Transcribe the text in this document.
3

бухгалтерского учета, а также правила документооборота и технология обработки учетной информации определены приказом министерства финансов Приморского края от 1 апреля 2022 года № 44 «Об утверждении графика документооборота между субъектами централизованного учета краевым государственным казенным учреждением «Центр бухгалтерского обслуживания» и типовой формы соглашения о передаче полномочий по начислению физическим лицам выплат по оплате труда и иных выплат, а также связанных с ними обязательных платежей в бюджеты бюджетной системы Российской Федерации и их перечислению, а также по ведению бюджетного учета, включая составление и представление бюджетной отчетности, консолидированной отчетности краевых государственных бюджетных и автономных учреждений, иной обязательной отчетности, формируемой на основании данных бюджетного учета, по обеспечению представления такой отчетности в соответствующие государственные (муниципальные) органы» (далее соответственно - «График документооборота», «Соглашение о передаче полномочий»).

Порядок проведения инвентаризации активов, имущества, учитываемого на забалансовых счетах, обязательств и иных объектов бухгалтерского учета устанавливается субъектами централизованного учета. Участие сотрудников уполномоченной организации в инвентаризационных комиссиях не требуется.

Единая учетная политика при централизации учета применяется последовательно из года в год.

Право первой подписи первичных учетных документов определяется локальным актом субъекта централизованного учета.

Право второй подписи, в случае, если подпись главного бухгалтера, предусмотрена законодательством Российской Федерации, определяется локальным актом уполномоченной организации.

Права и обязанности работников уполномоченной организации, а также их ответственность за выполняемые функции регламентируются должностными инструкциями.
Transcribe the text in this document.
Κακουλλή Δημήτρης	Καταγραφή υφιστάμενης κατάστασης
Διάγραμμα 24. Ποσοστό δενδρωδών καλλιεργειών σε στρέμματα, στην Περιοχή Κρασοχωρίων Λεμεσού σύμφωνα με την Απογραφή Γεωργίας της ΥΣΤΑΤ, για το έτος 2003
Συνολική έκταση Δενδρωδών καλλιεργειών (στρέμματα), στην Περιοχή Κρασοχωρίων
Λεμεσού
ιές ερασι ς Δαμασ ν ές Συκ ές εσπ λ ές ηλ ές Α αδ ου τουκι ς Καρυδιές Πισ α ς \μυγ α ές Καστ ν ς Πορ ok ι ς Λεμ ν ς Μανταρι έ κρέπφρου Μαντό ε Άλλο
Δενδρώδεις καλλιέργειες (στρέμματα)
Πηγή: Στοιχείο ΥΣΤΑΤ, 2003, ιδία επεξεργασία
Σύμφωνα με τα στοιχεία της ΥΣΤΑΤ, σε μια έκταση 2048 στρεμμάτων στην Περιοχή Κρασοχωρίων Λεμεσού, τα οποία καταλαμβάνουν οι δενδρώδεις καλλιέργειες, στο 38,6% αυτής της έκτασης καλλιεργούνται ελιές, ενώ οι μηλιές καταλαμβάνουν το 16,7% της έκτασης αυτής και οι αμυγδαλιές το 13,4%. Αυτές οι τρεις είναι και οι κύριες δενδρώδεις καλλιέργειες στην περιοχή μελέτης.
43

▶ **Task prompt**
Restate each of the entries above verbatim.

▶ **Result for this exercise**
Transcribe the text in this document.
3

бухгалтерского учета, а также правила документооборота и технология обработки учетной информации определены приказом министерства финансов Приморского края от 1 апреля 2022 года № 44 «Об утверждении графика документооборота между субъектами централизованного учета краевым государственным казенным учреждением «Центр бухгалтерского обслуживания» и типовой формы соглашения о передаче полномочий по начислению физическим лицам выплат по оплате труда и иных выплат, а также связанных с ними обязательных платежей в бюджеты бюджетной системы Российской Федерации и их перечислению, а также по ведению бюджетного учета, включая составление и представление бюджетной отчетности, консолидированной отчетности краевых государственных бюджетных и автономных учреждений, иной обязательной отчетности, формируемой на основании данных бюджетного учета, по обеспечению представления такой отчетности в соответствующие государственные (муниципальные) органы» (далее соответственно - «График документооборота», «Соглашение о передаче полномочий»).

Порядок проведения инвентаризации активов, имущества, учитываемого на забалансовых счетах, обязательств и иных объектов бухгалтерского учета устанавливается субъектами централизованного учета. Участие сотрудников уполномоченной организации в инвентаризационных комиссиях не требуется.

Единая учетная политика при централизации учета применяется последовательно из года в год.

Право первой подписи первичных учетных документов определяется локальным актом субъекта централизованного учета.

Право второй подписи, в случае, если подпись главного бухгалтера, предусмотрена законодательством Российской Федерации, определяется локальным актом уполномоченной организации.

Права и обязанности работников уполномоченной организации, а также их ответственность за выполняемые функции регламентируются должностными инструкциями.
Transcribe the text in this document.
Κακουλλή Δημήτρης	Καταγραφή υφιστάμενης κατάστασης
Διάγραμμα 24. Ποσοστό δενδρωδών καλλιεργειών σε στρέμματα, στην Περιοχή Κρασοχωρίων Λεμεσού σύμφωνα με την Απογραφή Γεωργίας της ΥΣΤΑΤ, για το έτος 2003
Συνολική έκταση Δενδρωδών καλλιεργειών (στρέμματα), στην Περιοχή Κρασοχωρίων
Λεμεσού
ιές ερασι ς Δαμασ ν ές Συκ ές εσπ λ ές ηλ ές Α αδ ου τουκι ς Καρυδιές Πισ α ς \μυγ α ές Καστ ν ς Πορ ok ι ς Λεμ ν ς Μανταρι έ κρέπφρου Μαντό ε Άλλο
Δενδρώδεις καλλιέργειες (στρέμματα)
Πηγή: Στοιχείο ΥΣΤΑΤ, 2003, ιδία επεξεργασία
Σύμφωνα με τα στοιχεία της ΥΣΤΑΤ, σε μια έκταση 2048 στρεμμάτων στην Περιοχή Κρασοχωρίων Λεμεσού, τα οποία καταλαμβάνουν οι δενδρώδεις καλλιέργειες, στο 38,6% αυτής της έκτασης καλλιεργούνται ελιές, ενώ οι μηλιές καταλαμβάνουν το 16,7% της έκτασης αυτής και οι αμυγδαλιές το 13,4%. Αυτές οι τρεις είναι και οι κύριες δενδρώδεις καλλιέργειες στην περιοχή μελέτης.
43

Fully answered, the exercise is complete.